What this task involves —
Would you quote the material below in full and unchanged?

--- Start Data for the task ---

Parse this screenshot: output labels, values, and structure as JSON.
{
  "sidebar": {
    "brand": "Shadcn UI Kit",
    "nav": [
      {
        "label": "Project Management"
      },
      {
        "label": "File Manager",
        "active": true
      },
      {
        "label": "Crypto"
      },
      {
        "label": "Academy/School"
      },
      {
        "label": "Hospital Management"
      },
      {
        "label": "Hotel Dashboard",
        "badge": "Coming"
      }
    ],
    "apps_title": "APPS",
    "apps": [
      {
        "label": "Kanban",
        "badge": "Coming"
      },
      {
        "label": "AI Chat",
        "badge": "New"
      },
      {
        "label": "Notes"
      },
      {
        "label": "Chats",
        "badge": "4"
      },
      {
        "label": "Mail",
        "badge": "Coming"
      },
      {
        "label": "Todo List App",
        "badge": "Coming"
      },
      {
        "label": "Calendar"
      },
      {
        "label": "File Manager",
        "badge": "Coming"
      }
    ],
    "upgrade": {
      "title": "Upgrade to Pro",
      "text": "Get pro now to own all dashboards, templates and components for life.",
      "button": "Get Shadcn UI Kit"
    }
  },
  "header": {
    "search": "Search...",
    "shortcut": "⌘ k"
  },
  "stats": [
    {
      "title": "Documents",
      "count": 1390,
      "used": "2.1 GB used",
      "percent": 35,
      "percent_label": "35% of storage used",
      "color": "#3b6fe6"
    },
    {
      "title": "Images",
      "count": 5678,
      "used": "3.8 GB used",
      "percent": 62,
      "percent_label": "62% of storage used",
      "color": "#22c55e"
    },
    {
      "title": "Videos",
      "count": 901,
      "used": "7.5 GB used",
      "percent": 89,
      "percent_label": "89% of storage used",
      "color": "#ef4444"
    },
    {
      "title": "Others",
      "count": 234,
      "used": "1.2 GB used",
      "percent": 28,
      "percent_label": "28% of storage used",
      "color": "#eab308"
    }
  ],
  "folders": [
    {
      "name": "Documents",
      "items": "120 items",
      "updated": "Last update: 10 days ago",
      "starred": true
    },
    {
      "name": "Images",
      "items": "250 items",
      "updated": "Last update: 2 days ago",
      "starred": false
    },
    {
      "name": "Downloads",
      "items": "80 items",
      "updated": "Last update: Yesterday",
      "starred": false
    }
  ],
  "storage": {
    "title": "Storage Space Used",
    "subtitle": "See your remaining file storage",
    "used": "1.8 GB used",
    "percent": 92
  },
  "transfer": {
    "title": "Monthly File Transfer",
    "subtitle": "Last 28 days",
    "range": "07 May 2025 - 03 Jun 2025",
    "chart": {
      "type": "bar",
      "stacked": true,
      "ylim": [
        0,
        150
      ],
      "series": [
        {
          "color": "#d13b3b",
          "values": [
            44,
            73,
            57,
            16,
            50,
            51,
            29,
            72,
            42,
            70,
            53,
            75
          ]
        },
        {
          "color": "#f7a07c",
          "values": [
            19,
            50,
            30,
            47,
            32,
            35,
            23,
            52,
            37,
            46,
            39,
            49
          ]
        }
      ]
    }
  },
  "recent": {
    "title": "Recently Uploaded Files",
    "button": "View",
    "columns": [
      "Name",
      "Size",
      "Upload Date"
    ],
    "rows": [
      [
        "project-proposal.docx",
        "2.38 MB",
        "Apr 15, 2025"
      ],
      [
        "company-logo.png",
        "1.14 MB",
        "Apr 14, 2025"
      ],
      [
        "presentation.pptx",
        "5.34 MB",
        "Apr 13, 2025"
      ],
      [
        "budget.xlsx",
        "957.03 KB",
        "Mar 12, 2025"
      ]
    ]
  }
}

--- End Data for the task ---

Solution to this exercise —
Parse this screenshot: output labels, values, and structure as JSON.
{
  "sidebar": {
    "brand": "Shadcn UI Kit",
    "nav": [
      {
        "label": "Project Management"
      },
      {
        "label": "File Manager",
        "active": true
      },
      {
        "label": "Crypto"
      },
      {
        "label": "Academy/School"
      },
      {
        "label": "Hospital Management"
      },
      {
        "label": "Hotel Dashboard",
        "badge": "Coming"
      }
    ],
    "apps_title": "APPS",
    "apps": [
      {
        "label": "Kanban",
        "badge": "Coming"
      },
      {
        "label": "AI Chat",
        "badge": "New"
      },
      {
        "label": "Notes"
      },
      {
        "label": "Chats",
        "badge": "4"
      },
      {
        "label": "Mail",
        "badge": "Coming"
      },
      {
        "label": "Todo List App",
        "badge": "Coming"
      },
      {
        "label": "Calendar"
      },
      {
        "label": "File Manager",
        "badge": "Coming"
      }
    ],
    "upgrade": {
      "title": "Upgrade to Pro",
      "text": "Get pro now to own all dashboards, templates and components for life.",
      "button": "Get Shadcn UI Kit"
    }
  },
  "header": {
    "search": "Search...",
    "shortcut": "⌘ k"
  },
  "stats": [
    {
      "title": "Documents",
      "count": 1390,
      "used": "2.1 GB used",
      "percent": 35,
      "percent_label": "35% of storage used",
      "color": "#3b6fe6"
    },
    {
      "title": "Images",
      "count": 5678,
      "used": "3.8 GB used",
      "percent": 62,
      "percent_label": "62% of storage used",
      "color": "#22c55e"
    },
    {
      "title": "Videos",
      "count": 901,
      "used": "7.5 GB used",
      "percent": 89,
      "percent_label": "89% of storage used",
      "color": "#ef4444"
    },
    {
      "title": "Others",
      "count": 234,
      "used": "1.2 GB used",
      "percent": 28,
      "percent_label": "28% of storage used",
      "color": "#eab308"
    }
  ],
  "folders": [
    {
      "name": "Documents",
      "items": "120 items",
      "updated": "Last update: 10 days ago",
      "starred": true
    },
    {
      "name": "Images",
      "items": "250 items",
      "updated": "Last update: 2 days ago",
      "starred": false
    },
    {
      "name": "Downloads",
      "items": "80 items",
      "updated": "Last update: Yesterday",
      "starred": false
    }
  ],
  "storage": {
    "title": "Storage Space Used",
    "subtitle": "See your remaining file storage",
    "used": "1.8 GB used",
    "percent": 92
  },
  "transfer": {
    "title": "Monthly File Transfer",
    "subtitle": "Last 28 days",
    "range": "07 May 2025 - 03 Jun 2025",
    "chart": {
      "type": "bar",
      "stacked": true,
      "ylim": [
        0,
        150
      ],
      "series": [
        {
          "color": "#d13b3b",
          "values": [
            44,
            73,
            57,
            16,
            50,
            51,
            29,
            72,
            42,
            70,
            53,
            75
          ]
        },
        {
          "color": "#f7a07c",
          "values": [
            19,
            50,
            30,
            47,
            32,
            35,
            23,
            52,
            37,
            46,
            39,
            49
          ]
        }
      ]
    }
  },
  "recent": {
    "title": "Recently Uploaded Files",
    "button": "View",
    "columns": [
      "Name",
      "Size",
      "Upload Date"
    ],
    "rows": [
      [
        "project-proposal.docx",
        "2.38 MB",
        "Apr 15, 2025"
      ],
      [
        "company-logo.png",
        "1.14 MB",
        "Apr 14, 2025"
      ],
      [
        "presentation.pptx",
        "5.34 MB",
        "Apr 13, 2025"
      ],
      [
        "budget.xlsx",
        "957.03 KB",
        "Mar 12, 2025"
      ]
    ]
  }
}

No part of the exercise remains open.